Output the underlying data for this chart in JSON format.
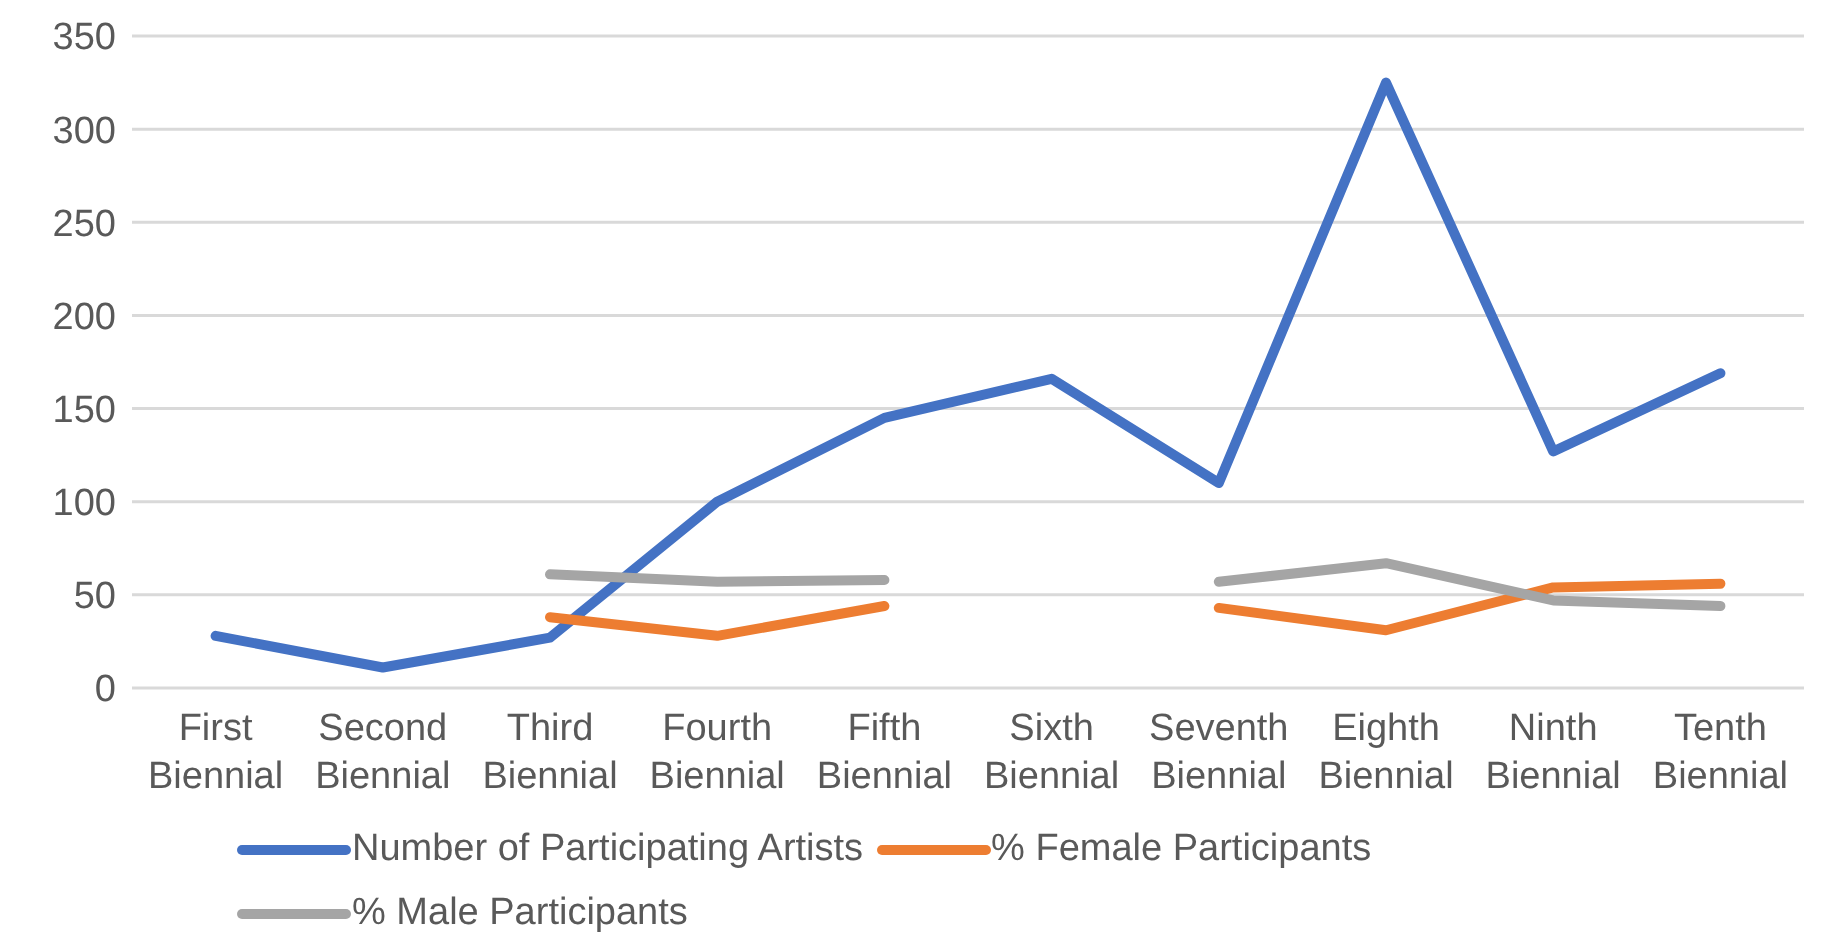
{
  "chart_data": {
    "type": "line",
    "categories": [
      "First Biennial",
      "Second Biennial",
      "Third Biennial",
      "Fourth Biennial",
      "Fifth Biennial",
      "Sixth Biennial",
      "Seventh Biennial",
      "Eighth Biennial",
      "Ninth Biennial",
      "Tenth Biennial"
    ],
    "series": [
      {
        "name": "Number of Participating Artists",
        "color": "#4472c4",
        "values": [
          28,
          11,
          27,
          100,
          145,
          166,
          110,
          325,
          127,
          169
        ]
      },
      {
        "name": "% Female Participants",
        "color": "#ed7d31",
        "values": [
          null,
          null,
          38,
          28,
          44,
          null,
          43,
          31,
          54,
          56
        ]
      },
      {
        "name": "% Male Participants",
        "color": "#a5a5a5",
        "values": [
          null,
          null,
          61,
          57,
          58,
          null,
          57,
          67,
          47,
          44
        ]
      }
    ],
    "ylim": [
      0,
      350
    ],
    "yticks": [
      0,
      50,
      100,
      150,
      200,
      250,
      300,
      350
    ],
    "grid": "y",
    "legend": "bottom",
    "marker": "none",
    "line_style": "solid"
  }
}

---

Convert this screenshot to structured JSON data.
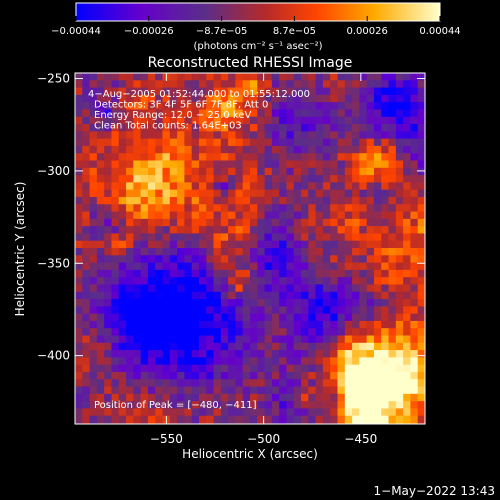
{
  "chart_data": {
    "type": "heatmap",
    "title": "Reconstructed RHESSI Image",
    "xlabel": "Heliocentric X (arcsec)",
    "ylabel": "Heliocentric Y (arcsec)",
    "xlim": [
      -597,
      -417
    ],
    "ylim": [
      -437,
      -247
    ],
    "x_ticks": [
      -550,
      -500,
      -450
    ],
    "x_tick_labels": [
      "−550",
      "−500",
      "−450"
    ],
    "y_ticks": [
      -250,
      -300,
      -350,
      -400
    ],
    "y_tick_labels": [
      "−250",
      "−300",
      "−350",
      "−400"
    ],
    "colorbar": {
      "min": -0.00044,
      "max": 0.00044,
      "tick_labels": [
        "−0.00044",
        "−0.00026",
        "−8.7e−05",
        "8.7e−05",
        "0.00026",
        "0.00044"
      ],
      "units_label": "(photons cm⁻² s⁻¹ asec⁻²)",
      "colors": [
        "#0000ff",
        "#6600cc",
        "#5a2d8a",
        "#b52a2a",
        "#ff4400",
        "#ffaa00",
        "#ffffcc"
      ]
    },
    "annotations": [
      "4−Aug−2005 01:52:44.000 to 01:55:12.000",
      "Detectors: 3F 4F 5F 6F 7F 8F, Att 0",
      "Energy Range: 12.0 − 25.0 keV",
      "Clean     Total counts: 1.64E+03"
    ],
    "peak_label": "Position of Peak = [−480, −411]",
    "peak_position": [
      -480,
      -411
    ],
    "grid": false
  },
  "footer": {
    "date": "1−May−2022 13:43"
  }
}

---

__Stated exercise__: Show the lines where the word "JSON" appears in the entries.

__Task answer__:
Output the underlying data for this chart in JSON format.
Convert this screenshot to structured JSON data.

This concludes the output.